** start **

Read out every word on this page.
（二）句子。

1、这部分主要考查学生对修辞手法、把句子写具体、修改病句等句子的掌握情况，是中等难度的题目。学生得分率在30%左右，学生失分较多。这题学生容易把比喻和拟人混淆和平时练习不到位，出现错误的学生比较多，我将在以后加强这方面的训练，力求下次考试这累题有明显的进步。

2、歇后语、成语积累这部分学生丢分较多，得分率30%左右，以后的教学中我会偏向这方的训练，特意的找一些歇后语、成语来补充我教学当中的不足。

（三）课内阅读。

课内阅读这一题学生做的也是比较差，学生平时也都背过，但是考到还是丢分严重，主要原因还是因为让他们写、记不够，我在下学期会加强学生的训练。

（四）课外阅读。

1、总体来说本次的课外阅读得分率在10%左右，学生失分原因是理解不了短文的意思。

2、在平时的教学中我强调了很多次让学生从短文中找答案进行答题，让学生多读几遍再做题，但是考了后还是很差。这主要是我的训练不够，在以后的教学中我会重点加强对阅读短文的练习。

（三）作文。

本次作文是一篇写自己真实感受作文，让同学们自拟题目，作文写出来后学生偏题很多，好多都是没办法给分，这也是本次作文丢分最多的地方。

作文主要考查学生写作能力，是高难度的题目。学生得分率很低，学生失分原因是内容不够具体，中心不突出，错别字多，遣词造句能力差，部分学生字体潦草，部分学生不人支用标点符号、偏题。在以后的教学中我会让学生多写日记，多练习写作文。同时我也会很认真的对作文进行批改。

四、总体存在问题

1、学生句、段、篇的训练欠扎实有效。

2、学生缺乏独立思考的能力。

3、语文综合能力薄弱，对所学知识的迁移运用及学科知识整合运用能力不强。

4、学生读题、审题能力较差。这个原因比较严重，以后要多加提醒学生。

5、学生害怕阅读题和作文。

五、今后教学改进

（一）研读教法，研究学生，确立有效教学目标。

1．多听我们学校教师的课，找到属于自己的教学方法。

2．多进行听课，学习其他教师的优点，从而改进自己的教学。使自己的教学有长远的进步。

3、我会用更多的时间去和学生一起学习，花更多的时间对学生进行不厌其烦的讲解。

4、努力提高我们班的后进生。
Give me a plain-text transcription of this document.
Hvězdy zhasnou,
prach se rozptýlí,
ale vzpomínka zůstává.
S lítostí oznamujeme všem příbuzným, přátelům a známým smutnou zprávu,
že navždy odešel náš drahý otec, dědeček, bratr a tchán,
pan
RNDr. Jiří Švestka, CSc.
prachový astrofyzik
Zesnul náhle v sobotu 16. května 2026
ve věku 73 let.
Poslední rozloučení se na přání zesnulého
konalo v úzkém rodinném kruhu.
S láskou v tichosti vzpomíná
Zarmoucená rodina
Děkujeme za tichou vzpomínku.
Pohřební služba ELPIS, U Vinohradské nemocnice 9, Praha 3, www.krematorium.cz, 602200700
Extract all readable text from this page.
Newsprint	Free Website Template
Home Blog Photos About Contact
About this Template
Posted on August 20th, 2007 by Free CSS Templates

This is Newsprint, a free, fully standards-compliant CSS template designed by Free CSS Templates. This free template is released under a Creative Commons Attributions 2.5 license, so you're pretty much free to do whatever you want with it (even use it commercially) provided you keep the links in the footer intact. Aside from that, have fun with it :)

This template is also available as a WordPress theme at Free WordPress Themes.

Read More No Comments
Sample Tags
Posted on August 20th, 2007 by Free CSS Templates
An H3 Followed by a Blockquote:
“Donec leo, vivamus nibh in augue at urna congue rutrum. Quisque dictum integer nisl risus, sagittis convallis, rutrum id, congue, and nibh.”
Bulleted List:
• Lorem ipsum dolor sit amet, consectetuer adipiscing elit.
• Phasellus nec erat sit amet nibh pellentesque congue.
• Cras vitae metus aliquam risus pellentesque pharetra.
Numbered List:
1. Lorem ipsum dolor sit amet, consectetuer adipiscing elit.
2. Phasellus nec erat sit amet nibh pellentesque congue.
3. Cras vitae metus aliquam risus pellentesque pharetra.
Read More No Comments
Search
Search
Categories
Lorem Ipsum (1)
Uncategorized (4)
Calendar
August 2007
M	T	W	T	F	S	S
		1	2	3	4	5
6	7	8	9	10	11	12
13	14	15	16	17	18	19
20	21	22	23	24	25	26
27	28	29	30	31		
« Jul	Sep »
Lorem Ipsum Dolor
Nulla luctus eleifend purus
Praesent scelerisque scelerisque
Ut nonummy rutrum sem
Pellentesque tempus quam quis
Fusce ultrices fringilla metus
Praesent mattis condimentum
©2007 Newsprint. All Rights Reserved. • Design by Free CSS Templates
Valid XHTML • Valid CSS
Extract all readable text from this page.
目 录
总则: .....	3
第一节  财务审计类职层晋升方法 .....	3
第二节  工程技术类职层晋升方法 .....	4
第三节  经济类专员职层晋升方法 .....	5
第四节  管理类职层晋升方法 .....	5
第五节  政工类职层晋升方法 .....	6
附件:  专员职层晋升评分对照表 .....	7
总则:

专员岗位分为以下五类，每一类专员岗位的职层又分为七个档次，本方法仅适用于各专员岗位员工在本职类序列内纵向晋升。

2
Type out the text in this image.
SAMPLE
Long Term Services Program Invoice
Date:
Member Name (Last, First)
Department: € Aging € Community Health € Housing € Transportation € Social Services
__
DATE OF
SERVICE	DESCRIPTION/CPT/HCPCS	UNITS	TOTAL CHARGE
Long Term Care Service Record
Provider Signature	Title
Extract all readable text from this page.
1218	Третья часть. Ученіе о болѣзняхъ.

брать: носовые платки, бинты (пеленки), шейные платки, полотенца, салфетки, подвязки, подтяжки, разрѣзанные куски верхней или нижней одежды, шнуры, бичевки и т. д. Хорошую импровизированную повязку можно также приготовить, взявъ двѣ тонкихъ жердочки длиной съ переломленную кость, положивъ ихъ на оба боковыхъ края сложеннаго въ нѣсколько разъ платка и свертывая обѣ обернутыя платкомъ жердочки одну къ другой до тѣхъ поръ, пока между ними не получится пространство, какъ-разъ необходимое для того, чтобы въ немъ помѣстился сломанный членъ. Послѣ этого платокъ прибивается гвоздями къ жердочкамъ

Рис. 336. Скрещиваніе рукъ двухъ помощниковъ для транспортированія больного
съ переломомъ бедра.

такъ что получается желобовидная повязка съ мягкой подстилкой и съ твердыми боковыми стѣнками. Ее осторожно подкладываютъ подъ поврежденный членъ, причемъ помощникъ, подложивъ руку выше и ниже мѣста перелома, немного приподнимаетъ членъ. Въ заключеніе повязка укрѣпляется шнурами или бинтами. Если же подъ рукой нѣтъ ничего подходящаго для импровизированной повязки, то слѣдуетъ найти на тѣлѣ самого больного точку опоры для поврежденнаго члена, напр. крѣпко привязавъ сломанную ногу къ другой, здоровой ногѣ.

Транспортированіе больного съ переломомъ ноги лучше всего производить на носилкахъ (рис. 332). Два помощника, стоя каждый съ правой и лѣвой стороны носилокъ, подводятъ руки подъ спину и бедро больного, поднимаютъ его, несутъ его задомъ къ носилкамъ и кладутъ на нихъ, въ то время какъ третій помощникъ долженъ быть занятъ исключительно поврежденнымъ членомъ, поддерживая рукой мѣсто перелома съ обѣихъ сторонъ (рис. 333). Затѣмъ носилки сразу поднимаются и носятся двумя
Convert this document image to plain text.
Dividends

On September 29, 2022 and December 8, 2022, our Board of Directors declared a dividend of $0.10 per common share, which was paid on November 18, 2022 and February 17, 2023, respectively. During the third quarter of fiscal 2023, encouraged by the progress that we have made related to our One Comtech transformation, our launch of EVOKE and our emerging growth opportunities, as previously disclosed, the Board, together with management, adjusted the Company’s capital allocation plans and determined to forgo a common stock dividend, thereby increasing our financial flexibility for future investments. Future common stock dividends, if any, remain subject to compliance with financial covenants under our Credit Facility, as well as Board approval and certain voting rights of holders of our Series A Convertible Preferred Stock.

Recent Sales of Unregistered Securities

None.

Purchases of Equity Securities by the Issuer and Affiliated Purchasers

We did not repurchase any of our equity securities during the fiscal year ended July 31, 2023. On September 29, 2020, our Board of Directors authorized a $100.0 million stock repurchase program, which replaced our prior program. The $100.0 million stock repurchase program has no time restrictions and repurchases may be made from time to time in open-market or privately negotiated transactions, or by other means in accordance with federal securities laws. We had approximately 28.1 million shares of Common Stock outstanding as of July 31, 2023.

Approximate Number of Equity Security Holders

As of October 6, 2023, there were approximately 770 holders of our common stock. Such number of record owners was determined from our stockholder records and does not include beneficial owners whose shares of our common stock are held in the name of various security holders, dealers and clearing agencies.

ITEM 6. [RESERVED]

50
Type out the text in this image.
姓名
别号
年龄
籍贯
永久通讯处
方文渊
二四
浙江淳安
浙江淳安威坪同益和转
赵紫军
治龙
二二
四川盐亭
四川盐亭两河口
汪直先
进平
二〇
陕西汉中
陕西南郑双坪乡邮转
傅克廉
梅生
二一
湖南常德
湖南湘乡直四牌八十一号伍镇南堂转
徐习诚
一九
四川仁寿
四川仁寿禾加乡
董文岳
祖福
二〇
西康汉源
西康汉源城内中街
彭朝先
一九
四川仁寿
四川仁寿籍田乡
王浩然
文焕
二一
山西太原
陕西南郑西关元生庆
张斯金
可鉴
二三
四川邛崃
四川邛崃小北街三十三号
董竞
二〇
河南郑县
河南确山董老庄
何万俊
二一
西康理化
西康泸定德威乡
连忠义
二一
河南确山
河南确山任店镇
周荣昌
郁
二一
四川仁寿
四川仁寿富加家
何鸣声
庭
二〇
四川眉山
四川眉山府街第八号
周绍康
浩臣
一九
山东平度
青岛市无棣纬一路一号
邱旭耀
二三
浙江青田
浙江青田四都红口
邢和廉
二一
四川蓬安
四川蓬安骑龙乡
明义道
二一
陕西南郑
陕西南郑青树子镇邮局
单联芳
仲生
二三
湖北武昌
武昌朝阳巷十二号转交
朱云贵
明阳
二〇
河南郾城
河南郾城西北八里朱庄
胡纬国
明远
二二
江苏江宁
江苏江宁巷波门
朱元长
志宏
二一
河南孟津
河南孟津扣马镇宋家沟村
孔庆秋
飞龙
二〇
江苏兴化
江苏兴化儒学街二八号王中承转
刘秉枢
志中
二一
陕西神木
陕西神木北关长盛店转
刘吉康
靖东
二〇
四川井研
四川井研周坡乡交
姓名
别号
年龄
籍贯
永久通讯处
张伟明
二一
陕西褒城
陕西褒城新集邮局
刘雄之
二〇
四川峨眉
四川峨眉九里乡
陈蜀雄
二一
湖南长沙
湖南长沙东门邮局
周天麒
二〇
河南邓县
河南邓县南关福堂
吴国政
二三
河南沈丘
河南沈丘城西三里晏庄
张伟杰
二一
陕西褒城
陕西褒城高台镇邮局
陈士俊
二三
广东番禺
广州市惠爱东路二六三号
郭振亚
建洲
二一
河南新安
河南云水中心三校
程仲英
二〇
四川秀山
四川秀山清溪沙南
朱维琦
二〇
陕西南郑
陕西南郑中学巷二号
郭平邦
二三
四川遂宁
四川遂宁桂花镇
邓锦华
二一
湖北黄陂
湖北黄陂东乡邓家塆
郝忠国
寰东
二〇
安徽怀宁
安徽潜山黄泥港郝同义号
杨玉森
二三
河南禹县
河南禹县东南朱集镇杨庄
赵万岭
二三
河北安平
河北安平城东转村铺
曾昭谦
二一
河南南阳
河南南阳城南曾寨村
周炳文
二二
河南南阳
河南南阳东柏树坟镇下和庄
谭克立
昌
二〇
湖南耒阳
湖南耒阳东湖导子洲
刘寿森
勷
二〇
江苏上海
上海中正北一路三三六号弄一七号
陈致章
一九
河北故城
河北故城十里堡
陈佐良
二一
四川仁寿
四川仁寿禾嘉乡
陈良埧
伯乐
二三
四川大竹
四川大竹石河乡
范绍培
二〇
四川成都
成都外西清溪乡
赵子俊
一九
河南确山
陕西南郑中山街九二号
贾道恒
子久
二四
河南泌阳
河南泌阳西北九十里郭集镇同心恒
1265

** end **

■ Your goal
Isolate the lines above that contain the word "pharetra" and copy them.

■ Answer to the problem
• Cras vitae metus aliquam risus pellentesque pharetra.
3. Cras vitae metus aliquam risus pellentesque pharetra.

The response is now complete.